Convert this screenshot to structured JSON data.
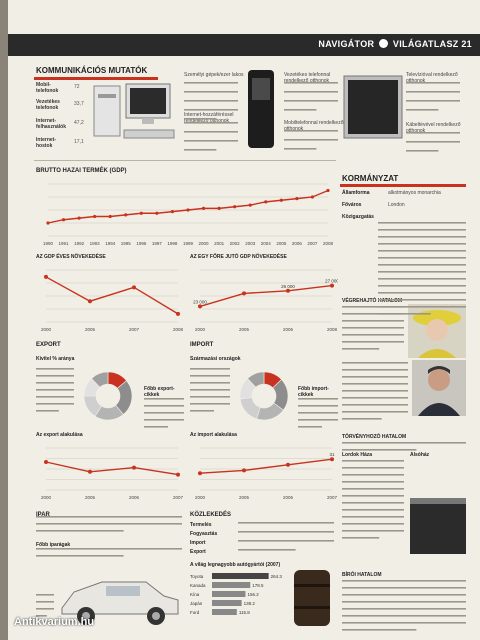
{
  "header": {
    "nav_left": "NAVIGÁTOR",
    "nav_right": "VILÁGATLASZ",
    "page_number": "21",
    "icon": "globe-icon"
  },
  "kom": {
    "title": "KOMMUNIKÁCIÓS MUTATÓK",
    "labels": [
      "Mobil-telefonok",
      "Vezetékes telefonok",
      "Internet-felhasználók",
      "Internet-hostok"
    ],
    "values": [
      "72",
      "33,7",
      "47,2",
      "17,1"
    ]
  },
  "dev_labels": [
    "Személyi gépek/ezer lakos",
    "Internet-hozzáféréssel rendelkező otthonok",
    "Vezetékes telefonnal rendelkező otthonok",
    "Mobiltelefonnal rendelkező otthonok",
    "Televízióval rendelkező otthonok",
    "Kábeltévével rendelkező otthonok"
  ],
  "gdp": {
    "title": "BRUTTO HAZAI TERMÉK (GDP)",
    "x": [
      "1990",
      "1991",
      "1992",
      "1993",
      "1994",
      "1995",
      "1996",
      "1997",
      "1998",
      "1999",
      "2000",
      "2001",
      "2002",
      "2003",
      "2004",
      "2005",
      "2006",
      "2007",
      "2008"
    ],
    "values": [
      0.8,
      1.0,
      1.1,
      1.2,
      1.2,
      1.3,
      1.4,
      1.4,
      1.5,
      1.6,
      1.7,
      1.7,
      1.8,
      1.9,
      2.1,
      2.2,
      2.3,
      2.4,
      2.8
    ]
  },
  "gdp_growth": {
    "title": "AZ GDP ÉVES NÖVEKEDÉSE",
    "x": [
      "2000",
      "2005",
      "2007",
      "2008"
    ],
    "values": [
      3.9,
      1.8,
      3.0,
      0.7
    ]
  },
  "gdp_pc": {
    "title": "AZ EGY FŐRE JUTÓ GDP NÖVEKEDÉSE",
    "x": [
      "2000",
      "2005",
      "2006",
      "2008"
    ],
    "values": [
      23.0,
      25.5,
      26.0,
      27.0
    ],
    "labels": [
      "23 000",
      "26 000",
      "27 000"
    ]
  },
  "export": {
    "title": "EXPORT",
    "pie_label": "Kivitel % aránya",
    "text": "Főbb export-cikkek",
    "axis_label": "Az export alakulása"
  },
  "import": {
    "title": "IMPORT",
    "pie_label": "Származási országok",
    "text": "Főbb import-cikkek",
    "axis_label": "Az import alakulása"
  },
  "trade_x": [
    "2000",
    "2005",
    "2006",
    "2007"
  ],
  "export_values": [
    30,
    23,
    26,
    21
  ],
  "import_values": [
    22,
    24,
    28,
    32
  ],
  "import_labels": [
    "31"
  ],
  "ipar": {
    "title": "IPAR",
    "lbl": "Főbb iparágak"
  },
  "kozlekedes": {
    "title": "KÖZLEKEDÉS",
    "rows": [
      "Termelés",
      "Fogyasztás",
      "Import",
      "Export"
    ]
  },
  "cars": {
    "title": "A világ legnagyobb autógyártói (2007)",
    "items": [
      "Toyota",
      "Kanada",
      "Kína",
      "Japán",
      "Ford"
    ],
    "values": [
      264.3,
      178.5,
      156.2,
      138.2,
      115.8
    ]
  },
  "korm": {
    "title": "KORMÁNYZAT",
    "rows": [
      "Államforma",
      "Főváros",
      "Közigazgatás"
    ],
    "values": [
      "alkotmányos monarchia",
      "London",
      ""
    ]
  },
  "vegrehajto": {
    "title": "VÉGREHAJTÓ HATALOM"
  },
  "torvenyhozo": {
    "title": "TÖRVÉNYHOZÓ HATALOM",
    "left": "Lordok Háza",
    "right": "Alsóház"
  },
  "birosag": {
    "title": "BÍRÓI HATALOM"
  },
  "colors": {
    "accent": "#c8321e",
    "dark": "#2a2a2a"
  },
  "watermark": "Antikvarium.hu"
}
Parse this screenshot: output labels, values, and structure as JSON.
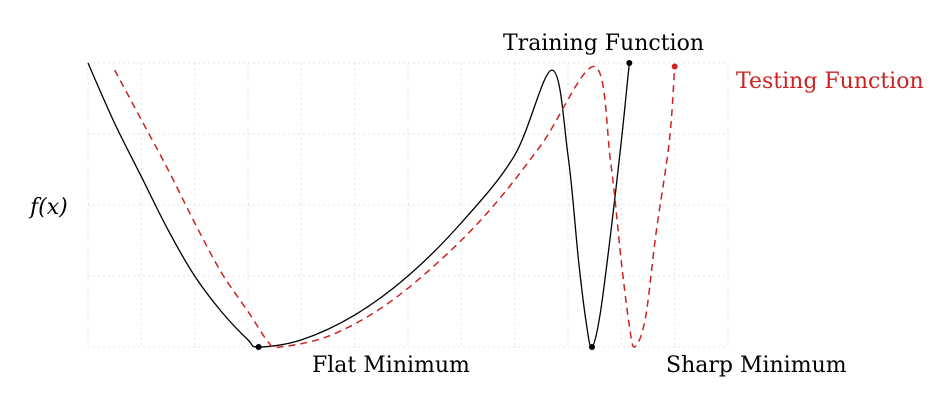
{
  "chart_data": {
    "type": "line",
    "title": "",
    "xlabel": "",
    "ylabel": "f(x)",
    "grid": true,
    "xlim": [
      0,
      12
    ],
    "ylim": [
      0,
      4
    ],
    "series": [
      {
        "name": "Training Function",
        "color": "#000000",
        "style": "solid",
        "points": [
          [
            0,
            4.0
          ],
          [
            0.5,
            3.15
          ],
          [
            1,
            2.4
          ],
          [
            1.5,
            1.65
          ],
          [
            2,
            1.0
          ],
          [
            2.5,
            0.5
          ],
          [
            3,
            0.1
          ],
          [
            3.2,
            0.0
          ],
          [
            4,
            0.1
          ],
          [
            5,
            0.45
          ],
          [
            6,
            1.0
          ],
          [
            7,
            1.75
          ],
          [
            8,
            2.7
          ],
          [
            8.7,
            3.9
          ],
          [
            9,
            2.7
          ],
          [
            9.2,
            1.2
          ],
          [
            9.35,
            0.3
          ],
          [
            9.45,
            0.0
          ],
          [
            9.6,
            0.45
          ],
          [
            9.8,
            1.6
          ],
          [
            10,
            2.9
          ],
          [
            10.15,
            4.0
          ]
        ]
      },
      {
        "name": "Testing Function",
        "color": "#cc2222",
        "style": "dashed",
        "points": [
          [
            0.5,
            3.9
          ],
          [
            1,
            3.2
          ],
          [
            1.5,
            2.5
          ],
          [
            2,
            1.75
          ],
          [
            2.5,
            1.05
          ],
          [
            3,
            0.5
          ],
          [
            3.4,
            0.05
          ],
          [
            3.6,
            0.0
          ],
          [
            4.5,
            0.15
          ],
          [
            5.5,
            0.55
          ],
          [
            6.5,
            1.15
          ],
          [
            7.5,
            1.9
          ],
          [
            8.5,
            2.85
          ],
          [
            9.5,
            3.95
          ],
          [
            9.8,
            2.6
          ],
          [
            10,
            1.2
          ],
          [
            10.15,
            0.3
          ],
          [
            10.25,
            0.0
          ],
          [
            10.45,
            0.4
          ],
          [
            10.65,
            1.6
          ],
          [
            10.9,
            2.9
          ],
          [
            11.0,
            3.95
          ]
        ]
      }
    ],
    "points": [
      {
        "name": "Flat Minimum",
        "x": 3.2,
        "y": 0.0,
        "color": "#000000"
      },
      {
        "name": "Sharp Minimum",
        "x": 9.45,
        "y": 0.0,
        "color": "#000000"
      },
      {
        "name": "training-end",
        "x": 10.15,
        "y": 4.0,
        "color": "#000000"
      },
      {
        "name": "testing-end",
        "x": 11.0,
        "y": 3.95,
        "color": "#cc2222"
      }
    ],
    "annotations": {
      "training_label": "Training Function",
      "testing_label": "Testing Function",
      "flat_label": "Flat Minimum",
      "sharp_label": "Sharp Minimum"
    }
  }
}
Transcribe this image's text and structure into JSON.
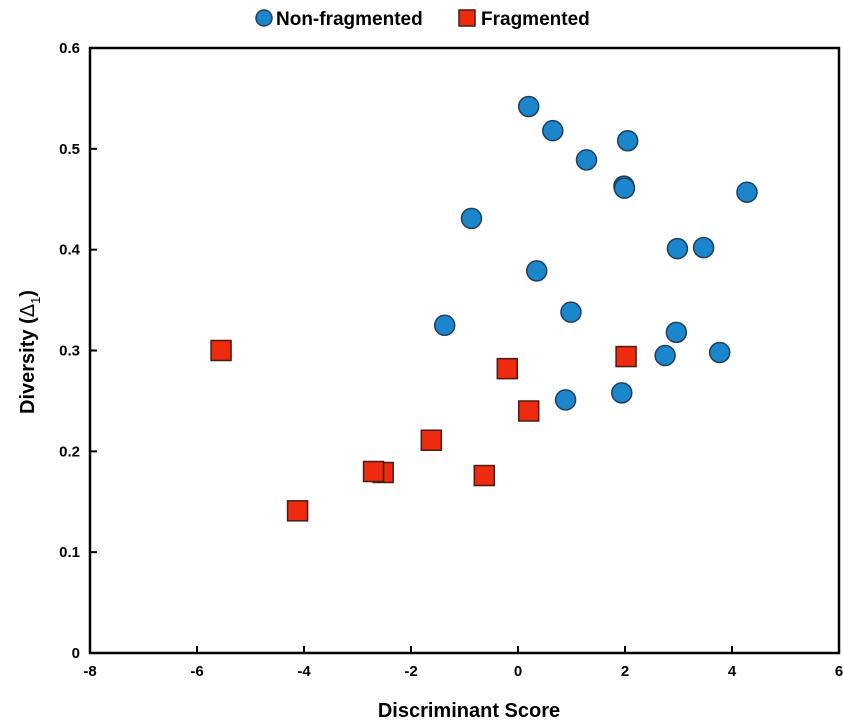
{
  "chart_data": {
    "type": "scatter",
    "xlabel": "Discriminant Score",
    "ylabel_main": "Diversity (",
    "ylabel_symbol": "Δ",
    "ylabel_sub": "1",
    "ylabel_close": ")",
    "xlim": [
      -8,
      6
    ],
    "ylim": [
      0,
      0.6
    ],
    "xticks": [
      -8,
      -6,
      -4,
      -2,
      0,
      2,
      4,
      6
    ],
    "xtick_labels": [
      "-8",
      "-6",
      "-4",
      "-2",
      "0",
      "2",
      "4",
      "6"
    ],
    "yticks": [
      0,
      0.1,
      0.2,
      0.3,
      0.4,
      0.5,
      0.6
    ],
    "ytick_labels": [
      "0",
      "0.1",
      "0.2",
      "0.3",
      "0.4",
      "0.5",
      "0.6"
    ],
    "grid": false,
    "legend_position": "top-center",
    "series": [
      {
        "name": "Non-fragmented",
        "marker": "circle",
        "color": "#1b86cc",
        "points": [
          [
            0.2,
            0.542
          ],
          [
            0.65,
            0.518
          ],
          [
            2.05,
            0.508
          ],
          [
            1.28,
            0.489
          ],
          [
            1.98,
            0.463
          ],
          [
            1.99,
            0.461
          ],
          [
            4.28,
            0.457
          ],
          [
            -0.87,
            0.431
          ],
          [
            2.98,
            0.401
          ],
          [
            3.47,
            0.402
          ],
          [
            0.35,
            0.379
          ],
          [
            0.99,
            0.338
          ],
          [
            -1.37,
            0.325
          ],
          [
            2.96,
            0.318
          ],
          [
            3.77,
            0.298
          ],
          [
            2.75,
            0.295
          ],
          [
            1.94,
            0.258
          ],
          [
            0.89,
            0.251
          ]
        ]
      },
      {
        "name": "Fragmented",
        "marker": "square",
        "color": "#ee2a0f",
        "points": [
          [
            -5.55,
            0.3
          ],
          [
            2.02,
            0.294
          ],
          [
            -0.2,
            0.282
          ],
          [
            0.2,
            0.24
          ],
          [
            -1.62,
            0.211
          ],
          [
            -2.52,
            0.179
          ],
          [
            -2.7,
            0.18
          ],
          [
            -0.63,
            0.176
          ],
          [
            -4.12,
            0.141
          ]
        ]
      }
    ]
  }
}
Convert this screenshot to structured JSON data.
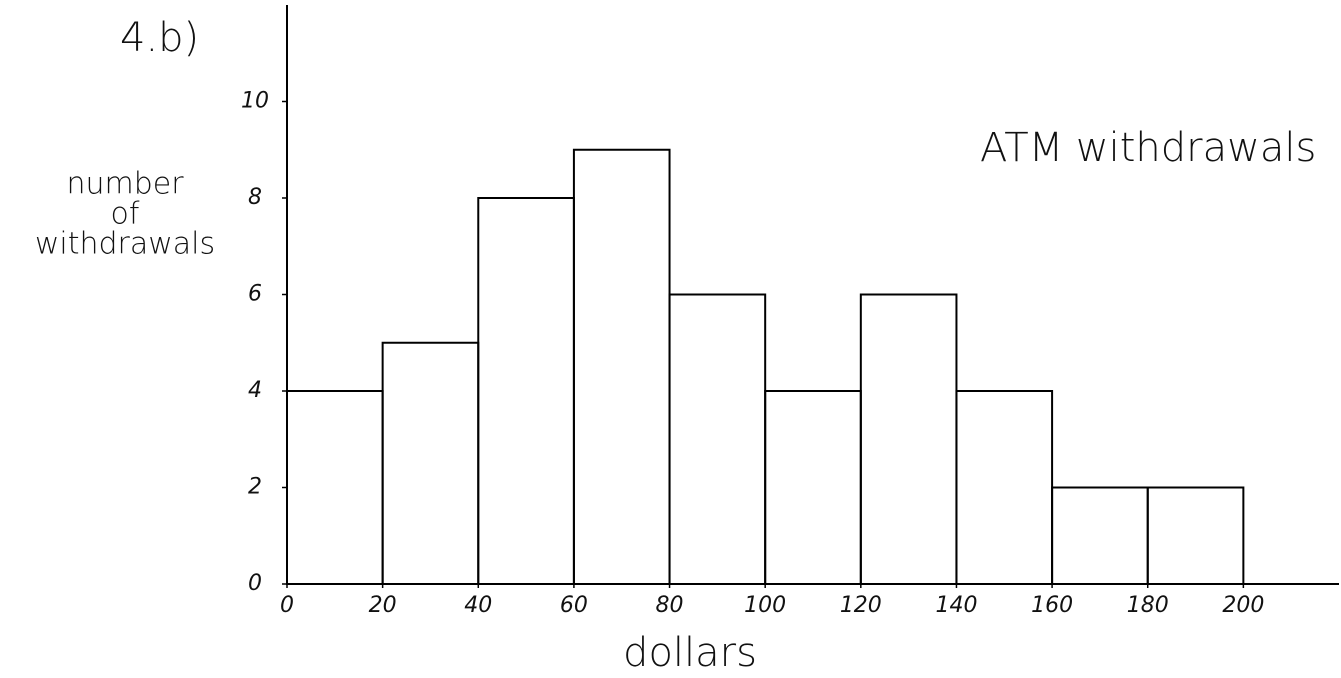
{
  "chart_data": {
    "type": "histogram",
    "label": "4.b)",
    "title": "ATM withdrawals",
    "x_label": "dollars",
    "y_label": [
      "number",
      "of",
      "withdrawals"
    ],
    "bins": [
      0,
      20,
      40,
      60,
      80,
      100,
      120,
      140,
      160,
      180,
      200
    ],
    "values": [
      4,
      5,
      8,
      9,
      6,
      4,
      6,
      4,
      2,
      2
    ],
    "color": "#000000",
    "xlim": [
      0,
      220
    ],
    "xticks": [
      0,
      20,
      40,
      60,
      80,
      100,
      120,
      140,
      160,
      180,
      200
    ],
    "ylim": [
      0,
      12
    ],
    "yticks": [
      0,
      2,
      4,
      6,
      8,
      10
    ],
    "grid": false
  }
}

════════════════

* INSTRUCTIONS FOR THE TASK: Gather from the entries above all lines that include the string "telefonok".

* ANSWER BELOW:
      "Mobil-telefonok",
      "Vezetékes telefonok",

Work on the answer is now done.